[Entries from a dataset]
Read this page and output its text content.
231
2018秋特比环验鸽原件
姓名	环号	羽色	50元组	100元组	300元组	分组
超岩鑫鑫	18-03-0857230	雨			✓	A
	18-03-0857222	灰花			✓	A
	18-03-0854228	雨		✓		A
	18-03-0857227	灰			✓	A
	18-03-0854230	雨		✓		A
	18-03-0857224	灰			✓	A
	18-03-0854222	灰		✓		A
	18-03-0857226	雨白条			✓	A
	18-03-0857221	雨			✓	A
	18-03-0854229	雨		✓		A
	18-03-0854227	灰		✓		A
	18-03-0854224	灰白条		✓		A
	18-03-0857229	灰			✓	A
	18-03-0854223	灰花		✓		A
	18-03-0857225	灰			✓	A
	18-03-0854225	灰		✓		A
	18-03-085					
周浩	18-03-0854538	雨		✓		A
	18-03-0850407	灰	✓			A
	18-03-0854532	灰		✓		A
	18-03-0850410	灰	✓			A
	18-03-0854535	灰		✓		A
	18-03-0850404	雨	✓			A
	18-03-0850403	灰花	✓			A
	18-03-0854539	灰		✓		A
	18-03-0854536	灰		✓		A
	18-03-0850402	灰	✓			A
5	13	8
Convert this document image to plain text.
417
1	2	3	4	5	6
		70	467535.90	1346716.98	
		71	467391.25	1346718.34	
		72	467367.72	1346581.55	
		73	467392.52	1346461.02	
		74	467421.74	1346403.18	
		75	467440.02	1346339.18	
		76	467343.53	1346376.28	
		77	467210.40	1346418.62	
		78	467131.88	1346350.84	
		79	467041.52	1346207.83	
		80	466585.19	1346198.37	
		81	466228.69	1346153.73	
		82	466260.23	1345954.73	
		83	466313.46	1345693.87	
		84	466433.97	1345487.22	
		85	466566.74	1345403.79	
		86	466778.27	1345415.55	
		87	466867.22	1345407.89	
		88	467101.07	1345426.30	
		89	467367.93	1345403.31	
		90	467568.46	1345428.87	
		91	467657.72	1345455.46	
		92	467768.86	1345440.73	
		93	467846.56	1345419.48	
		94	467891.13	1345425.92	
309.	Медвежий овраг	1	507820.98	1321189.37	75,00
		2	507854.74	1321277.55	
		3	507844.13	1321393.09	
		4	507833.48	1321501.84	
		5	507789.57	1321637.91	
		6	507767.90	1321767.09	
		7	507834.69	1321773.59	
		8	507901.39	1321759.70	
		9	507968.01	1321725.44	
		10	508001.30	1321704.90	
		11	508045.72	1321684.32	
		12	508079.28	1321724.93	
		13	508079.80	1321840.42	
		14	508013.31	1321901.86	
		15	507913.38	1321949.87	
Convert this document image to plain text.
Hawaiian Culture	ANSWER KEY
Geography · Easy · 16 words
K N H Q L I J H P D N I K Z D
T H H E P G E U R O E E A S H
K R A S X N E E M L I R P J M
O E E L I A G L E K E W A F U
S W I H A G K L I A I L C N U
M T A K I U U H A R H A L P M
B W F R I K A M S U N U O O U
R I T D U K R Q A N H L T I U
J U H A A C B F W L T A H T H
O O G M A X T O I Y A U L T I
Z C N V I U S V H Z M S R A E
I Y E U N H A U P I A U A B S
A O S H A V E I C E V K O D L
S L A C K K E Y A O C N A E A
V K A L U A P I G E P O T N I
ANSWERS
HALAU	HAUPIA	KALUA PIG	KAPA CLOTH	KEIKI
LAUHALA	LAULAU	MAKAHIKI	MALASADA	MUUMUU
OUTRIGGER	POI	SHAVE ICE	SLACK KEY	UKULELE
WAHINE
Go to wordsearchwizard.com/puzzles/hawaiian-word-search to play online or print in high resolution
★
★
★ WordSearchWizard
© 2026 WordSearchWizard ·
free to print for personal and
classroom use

Goal.
Quote all of the entries verbatim.

Completed exercise.
Read this page and output its text content.
231
2018秋特比环验鸽原件
姓名	环号	羽色	50元组	100元组	300元组	分组
超岩鑫鑫	18-03-0857230	雨			✓	A
	18-03-0857222	灰花			✓	A
	18-03-0854228	雨		✓		A
	18-03-0857227	灰			✓	A
	18-03-0854230	雨		✓		A
	18-03-0857224	灰			✓	A
	18-03-0854222	灰		✓		A
	18-03-0857226	雨白条			✓	A
	18-03-0857221	雨			✓	A
	18-03-0854229	雨		✓		A
	18-03-0854227	灰		✓		A
	18-03-0854224	灰白条		✓		A
	18-03-0857229	灰			✓	A
	18-03-0854223	灰花		✓		A
	18-03-0857225	灰			✓	A
	18-03-0854225	灰		✓		A
	18-03-085					
周浩	18-03-0854538	雨		✓		A
	18-03-0850407	灰	✓			A
	18-03-0854532	灰		✓		A
	18-03-0850410	灰	✓			A
	18-03-0854535	灰		✓		A
	18-03-0850404	雨	✓			A
	18-03-0850403	灰花	✓			A
	18-03-0854539	灰		✓		A
	18-03-0854536	灰		✓		A
	18-03-0850402	灰	✓			A
5	13	8
Convert this document image to plain text.
417
1	2	3	4	5	6
		70	467535.90	1346716.98	
		71	467391.25	1346718.34	
		72	467367.72	1346581.55	
		73	467392.52	1346461.02	
		74	467421.74	1346403.18	
		75	467440.02	1346339.18	
		76	467343.53	1346376.28	
		77	467210.40	1346418.62	
		78	467131.88	1346350.84	
		79	467041.52	1346207.83	
		80	466585.19	1346198.37	
		81	466228.69	1346153.73	
		82	466260.23	1345954.73	
		83	466313.46	1345693.87	
		84	466433.97	1345487.22	
		85	466566.74	1345403.79	
		86	466778.27	1345415.55	
		87	466867.22	1345407.89	
		88	467101.07	1345426.30	
		89	467367.93	1345403.31	
		90	467568.46	1345428.87	
		91	467657.72	1345455.46	
		92	467768.86	1345440.73	
		93	467846.56	1345419.48	
		94	467891.13	1345425.92	
309.	Медвежий овраг	1	507820.98	1321189.37	75,00
		2	507854.74	1321277.55	
		3	507844.13	1321393.09	
		4	507833.48	1321501.84	
		5	507789.57	1321637.91	
		6	507767.90	1321767.09	
		7	507834.69	1321773.59	
		8	507901.39	1321759.70	
		9	507968.01	1321725.44	
		10	508001.30	1321704.90	
		11	508045.72	1321684.32	
		12	508079.28	1321724.93	
		13	508079.80	1321840.42	
		14	508013.31	1321901.86	
		15	507913.38	1321949.87	
Convert this document image to plain text.
Hawaiian Culture	ANSWER KEY
Geography · Easy · 16 words
K N H Q L I J H P D N I K Z D
T H H E P G E U R O E E A S H
K R A S X N E E M L I R P J M
O E E L I A G L E K E W A F U
S W I H A G K L I A I L C N U
M T A K I U U H A R H A L P M
B W F R I K A M S U N U O O U
R I T D U K R Q A N H L T I U
J U H A A C B F W L T A H T H
O O G M A X T O I Y A U L T I
Z C N V I U S V H Z M S R A E
I Y E U N H A U P I A U A B S
A O S H A V E I C E V K O D L
S L A C K K E Y A O C N A E A
V K A L U A P I G E P O T N I
ANSWERS
HALAU	HAUPIA	KALUA PIG	KAPA CLOTH	KEIKI
LAUHALA	LAULAU	MAKAHIKI	MALASADA	MUUMUU
OUTRIGGER	POI	SHAVE ICE	SLACK KEY	UKULELE
WAHINE
Go to wordsearchwizard.com/puzzles/hawaiian-word-search to play online or print in high resolution
★
★
★ WordSearchWizard
© 2026 WordSearchWizard ·
free to print for personal and
classroom use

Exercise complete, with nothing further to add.